(Extracted records)
►
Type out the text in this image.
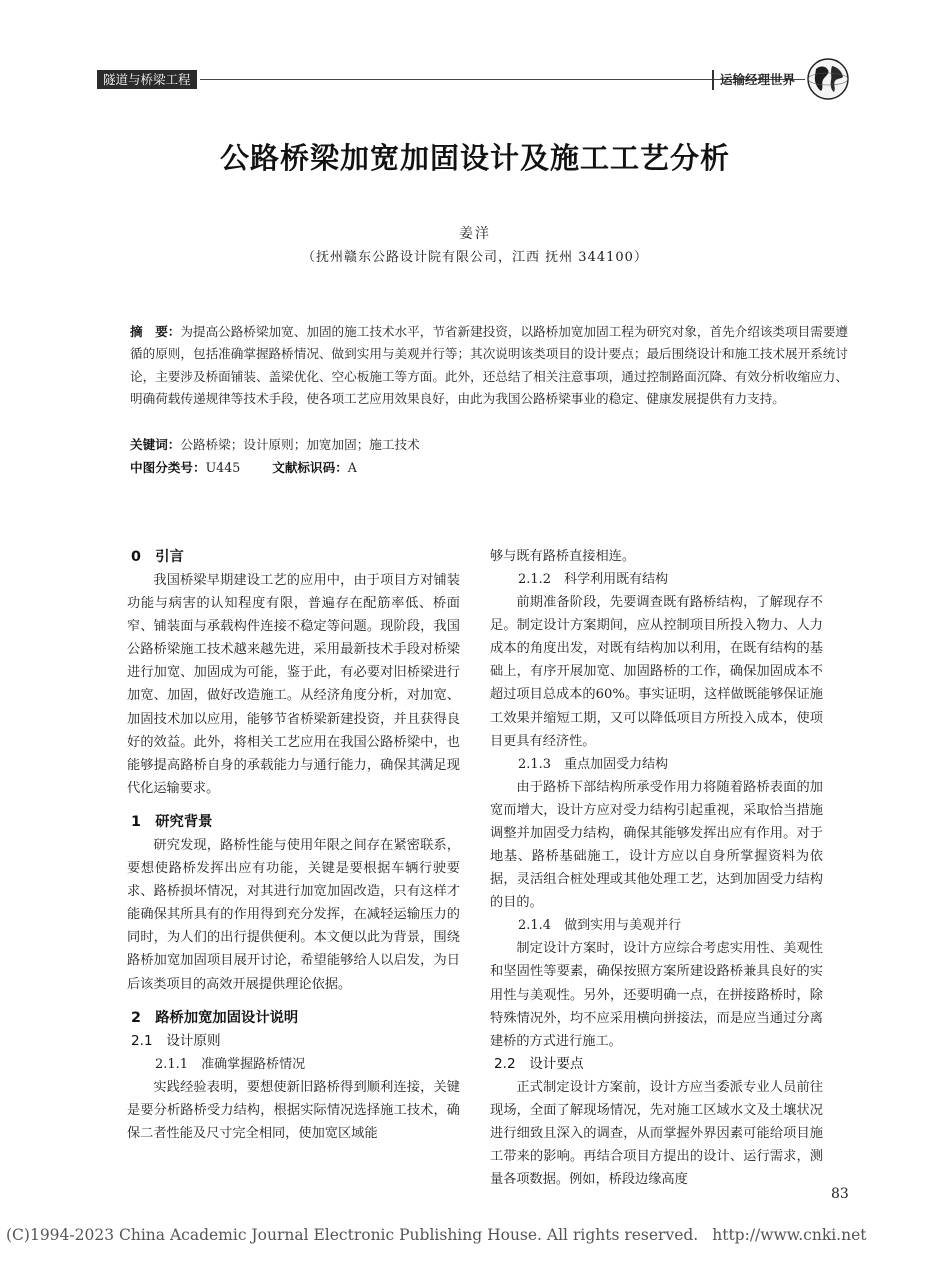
隧道与桥梁工程	运输经理世界
公路桥梁加宽加固设计及施工工艺分析
姜洋
（抚州赣东公路设计院有限公司，江西 抚州 344100）
摘　要：为提高公路桥梁加宽、加固的施工技术水平，节省新建投资，以路桥加宽加固工程为研究对象，首先介绍该类项目需要遵循的原则，包括准确掌握路桥情况、做到实用与美观并行等；其次说明该类项目的设计要点；最后围绕设计和施工技术展开系统讨论，主要涉及桥面铺装、盖梁优化、空心板施工等方面。此外，还总结了相关注意事项，通过控制路面沉降、有效分析收缩应力、明确荷载传递规律等技术手段，使各项工艺应用效果良好，由此为我国公路桥梁事业的稳定、健康发展提供有力支持。
关键词：公路桥梁；设计原则；加宽加固；施工技术
中图分类号：U445	文献标识码：A
0　引言

我国桥梁早期建设工艺的应用中，由于项目方对铺装功能与病害的认知程度有限，普遍存在配筋率低、桥面窄、铺装面与承载构件连接不稳定等问题。现阶段，我国公路桥梁施工技术越来越先进，采用最新技术手段对桥梁进行加宽、加固成为可能，鉴于此，有必要对旧桥梁进行加宽、加固，做好改造施工。从经济角度分析，对加宽、加固技术加以应用，能够节省桥梁新建投资，并且获得良好的效益。此外，将相关工艺应用在我国公路桥梁中，也能够提高路桥自身的承载能力与通行能力，确保其满足现代化运输要求。

1　研究背景

研究发现，路桥性能与使用年限之间存在紧密联系，要想使路桥发挥出应有功能，关键是要根据车辆行驶要求、路桥损坏情况，对其进行加宽加固改造，只有这样才能确保其所具有的作用得到充分发挥，在减轻运输压力的同时，为人们的出行提供便利。本文便以此为背景，围绕路桥加宽加固项目展开讨论，希望能够给人以启发，为日后该类项目的高效开展提供理论依据。

2　路桥加宽加固设计说明
2.1　设计原则
2.1.1　准确掌握路桥情况

实践经验表明，要想使新旧路桥得到顺利连接，关键是要分析路桥受力结构，根据实际情况选择施工技术，确保二者性能及尺寸完全相同，使加宽区域能

够与既有路桥直接相连。

2.1.2　科学利用既有结构

前期准备阶段，先要调查既有路桥结构，了解现存不足。制定设计方案期间，应从控制项目所投入物力、人力成本的角度出发，对既有结构加以利用，在既有结构的基础上，有序开展加宽、加固路桥的工作，确保加固成本不超过项目总成本的60%。事实证明，这样做既能够保证施工效果并缩短工期，又可以降低项目方所投入成本，使项目更具有经济性。

2.1.3　重点加固受力结构

由于路桥下部结构所承受作用力将随着路桥表面的加宽而增大，设计方应对受力结构引起重视，采取恰当措施调整并加固受力结构，确保其能够发挥出应有作用。对于地基、路桥基础施工，设计方应以自身所掌握资料为依据，灵活组合桩处理或其他处理工艺，达到加固受力结构的目的。

2.1.4　做到实用与美观并行

制定设计方案时，设计方应综合考虑实用性、美观性和坚固性等要素，确保按照方案所建设路桥兼具良好的实用性与美观性。另外，还要明确一点，在拼接路桥时，除特殊情况外，均不应采用横向拼接法，而是应当通过分离建桥的方式进行施工。

2.2　设计要点

正式制定设计方案前，设计方应当委派专业人员前往现场，全面了解现场情况，先对施工区域水文及土壤状况进行细致且深入的调查，从而掌握外界因素可能给项目施工带来的影响。再结合项目方提出的设计、运行需求，测量各项数据。例如，桥段边缘高度

83
(C)1994-2023 China Academic Journal Electronic Publishing House. All rights reserved. http://www.cnki.net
◄
Exercise aim
Each record must be quoted in full and exactly. Do not include the pictures.

Solution to this exercise
Type out the text in this image.
隧道与桥梁工程	运输经理世界
公路桥梁加宽加固设计及施工工艺分析
姜洋
（抚州赣东公路设计院有限公司，江西 抚州 344100）
摘　要：为提高公路桥梁加宽、加固的施工技术水平，节省新建投资，以路桥加宽加固工程为研究对象，首先介绍该类项目需要遵循的原则，包括准确掌握路桥情况、做到实用与美观并行等；其次说明该类项目的设计要点；最后围绕设计和施工技术展开系统讨论，主要涉及桥面铺装、盖梁优化、空心板施工等方面。此外，还总结了相关注意事项，通过控制路面沉降、有效分析收缩应力、明确荷载传递规律等技术手段，使各项工艺应用效果良好，由此为我国公路桥梁事业的稳定、健康发展提供有力支持。
关键词：公路桥梁；设计原则；加宽加固；施工技术
中图分类号：U445	文献标识码：A
0　引言

我国桥梁早期建设工艺的应用中，由于项目方对铺装功能与病害的认知程度有限，普遍存在配筋率低、桥面窄、铺装面与承载构件连接不稳定等问题。现阶段，我国公路桥梁施工技术越来越先进，采用最新技术手段对桥梁进行加宽、加固成为可能，鉴于此，有必要对旧桥梁进行加宽、加固，做好改造施工。从经济角度分析，对加宽、加固技术加以应用，能够节省桥梁新建投资，并且获得良好的效益。此外，将相关工艺应用在我国公路桥梁中，也能够提高路桥自身的承载能力与通行能力，确保其满足现代化运输要求。

1　研究背景

研究发现，路桥性能与使用年限之间存在紧密联系，要想使路桥发挥出应有功能，关键是要根据车辆行驶要求、路桥损坏情况，对其进行加宽加固改造，只有这样才能确保其所具有的作用得到充分发挥，在减轻运输压力的同时，为人们的出行提供便利。本文便以此为背景，围绕路桥加宽加固项目展开讨论，希望能够给人以启发，为日后该类项目的高效开展提供理论依据。

2　路桥加宽加固设计说明
2.1　设计原则
2.1.1　准确掌握路桥情况

实践经验表明，要想使新旧路桥得到顺利连接，关键是要分析路桥受力结构，根据实际情况选择施工技术，确保二者性能及尺寸完全相同，使加宽区域能

够与既有路桥直接相连。

2.1.2　科学利用既有结构

前期准备阶段，先要调查既有路桥结构，了解现存不足。制定设计方案期间，应从控制项目所投入物力、人力成本的角度出发，对既有结构加以利用，在既有结构的基础上，有序开展加宽、加固路桥的工作，确保加固成本不超过项目总成本的60%。事实证明，这样做既能够保证施工效果并缩短工期，又可以降低项目方所投入成本，使项目更具有经济性。

2.1.3　重点加固受力结构

由于路桥下部结构所承受作用力将随着路桥表面的加宽而增大，设计方应对受力结构引起重视，采取恰当措施调整并加固受力结构，确保其能够发挥出应有作用。对于地基、路桥基础施工，设计方应以自身所掌握资料为依据，灵活组合桩处理或其他处理工艺，达到加固受力结构的目的。

2.1.4　做到实用与美观并行

制定设计方案时，设计方应综合考虑实用性、美观性和坚固性等要素，确保按照方案所建设路桥兼具良好的实用性与美观性。另外，还要明确一点，在拼接路桥时，除特殊情况外，均不应采用横向拼接法，而是应当通过分离建桥的方式进行施工。

2.2　设计要点

正式制定设计方案前，设计方应当委派专业人员前往现场，全面了解现场情况，先对施工区域水文及土壤状况进行细致且深入的调查，从而掌握外界因素可能给项目施工带来的影响。再结合项目方提出的设计、运行需求，测量各项数据。例如，桥段边缘高度

83
(C)1994-2023 China Academic Journal Electronic Publishing House. All rights reserved. http://www.cnki.net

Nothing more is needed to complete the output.